### EXERCISE TASK
Pull out every line with the word "plain" from the entries below.

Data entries
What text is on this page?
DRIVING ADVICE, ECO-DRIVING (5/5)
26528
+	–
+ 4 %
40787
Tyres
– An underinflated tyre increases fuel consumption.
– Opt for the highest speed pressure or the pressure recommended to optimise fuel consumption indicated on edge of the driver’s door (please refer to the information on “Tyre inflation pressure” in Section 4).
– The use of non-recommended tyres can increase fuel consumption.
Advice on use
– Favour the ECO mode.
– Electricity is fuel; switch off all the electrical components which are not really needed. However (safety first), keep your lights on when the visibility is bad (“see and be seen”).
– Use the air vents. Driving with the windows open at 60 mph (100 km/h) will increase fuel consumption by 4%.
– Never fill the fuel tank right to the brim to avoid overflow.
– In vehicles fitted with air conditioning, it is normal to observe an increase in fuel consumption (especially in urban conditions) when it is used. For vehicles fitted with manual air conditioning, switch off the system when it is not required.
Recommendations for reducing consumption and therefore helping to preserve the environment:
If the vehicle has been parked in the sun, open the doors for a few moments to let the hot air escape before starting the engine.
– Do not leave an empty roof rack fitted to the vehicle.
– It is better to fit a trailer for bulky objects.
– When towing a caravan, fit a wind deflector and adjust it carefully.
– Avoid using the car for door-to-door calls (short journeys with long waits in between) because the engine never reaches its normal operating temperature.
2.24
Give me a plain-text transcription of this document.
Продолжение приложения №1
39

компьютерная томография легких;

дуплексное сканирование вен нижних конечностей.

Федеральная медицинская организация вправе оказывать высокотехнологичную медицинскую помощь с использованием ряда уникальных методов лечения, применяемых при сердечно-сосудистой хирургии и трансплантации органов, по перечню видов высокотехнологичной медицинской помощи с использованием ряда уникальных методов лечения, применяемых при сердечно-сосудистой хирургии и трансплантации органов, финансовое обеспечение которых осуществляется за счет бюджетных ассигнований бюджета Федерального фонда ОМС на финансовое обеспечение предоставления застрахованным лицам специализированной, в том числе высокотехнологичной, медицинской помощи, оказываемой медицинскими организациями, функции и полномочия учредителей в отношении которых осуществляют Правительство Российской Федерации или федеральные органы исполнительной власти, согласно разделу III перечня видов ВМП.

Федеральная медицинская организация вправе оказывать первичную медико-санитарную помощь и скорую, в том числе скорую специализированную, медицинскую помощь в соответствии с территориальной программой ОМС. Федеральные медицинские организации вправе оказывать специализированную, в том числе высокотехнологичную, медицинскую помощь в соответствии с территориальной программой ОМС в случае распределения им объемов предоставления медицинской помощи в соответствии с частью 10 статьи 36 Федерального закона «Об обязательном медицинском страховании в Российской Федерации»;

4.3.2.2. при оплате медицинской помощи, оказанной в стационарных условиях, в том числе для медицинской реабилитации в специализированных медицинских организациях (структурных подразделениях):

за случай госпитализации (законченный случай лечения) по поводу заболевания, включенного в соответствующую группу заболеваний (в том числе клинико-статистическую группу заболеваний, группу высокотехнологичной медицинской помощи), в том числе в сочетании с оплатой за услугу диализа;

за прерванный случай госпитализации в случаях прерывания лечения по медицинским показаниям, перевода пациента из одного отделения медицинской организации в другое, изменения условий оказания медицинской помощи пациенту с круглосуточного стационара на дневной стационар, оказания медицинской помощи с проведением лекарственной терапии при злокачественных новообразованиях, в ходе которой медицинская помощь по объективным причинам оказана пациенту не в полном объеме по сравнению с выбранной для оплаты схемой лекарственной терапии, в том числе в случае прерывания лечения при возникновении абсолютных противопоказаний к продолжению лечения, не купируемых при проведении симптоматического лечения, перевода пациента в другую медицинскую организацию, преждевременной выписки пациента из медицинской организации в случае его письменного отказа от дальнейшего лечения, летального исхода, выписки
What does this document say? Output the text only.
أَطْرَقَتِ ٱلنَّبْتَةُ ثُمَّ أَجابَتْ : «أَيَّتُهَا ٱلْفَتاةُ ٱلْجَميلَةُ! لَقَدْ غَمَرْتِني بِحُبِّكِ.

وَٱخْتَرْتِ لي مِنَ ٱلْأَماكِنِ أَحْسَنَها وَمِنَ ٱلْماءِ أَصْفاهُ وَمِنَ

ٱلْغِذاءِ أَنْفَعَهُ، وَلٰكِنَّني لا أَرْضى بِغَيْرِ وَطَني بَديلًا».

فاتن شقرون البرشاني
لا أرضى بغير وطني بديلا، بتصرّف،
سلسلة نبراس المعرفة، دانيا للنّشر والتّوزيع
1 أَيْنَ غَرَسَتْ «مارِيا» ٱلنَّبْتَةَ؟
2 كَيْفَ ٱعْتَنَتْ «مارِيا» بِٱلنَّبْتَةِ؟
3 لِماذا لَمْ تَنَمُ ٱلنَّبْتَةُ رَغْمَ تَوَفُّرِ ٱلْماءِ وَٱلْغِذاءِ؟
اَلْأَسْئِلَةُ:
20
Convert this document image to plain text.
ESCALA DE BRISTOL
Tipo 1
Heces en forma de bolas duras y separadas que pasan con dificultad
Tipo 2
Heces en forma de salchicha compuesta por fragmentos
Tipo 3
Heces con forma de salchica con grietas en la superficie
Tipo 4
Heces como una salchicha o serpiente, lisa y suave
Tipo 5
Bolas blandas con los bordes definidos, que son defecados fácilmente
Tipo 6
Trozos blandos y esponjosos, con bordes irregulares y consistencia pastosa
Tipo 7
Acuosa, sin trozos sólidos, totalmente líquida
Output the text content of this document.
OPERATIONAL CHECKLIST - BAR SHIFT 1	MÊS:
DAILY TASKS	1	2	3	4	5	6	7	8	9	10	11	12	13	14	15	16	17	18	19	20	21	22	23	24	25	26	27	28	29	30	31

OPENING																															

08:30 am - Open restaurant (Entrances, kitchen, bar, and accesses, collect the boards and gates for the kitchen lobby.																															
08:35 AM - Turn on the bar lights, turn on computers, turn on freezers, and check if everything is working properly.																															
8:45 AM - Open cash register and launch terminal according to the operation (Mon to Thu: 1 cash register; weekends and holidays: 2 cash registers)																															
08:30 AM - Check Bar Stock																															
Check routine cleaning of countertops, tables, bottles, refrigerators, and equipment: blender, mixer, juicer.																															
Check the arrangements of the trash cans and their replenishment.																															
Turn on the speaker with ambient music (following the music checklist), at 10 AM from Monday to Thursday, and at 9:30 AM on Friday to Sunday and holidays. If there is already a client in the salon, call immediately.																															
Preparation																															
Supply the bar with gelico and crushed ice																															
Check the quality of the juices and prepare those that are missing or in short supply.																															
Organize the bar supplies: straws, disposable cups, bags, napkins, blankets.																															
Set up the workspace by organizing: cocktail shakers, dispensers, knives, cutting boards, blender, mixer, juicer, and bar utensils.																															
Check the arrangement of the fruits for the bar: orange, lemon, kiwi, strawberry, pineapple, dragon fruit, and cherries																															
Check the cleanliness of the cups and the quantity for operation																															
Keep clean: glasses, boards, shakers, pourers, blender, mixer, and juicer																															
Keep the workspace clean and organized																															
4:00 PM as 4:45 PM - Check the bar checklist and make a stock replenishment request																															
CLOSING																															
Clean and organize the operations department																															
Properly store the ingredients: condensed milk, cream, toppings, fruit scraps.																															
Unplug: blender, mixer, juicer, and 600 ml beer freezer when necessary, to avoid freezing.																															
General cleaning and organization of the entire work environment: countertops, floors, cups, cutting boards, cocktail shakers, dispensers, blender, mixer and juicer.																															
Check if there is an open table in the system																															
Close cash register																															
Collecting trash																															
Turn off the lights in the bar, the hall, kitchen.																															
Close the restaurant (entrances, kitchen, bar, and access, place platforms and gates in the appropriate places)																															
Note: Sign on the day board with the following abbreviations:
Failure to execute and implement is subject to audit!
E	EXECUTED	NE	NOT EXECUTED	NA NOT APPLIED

### PROBLEM SOLUTION
Give me a plain-text transcription of this document.
Convert this document image to plain text.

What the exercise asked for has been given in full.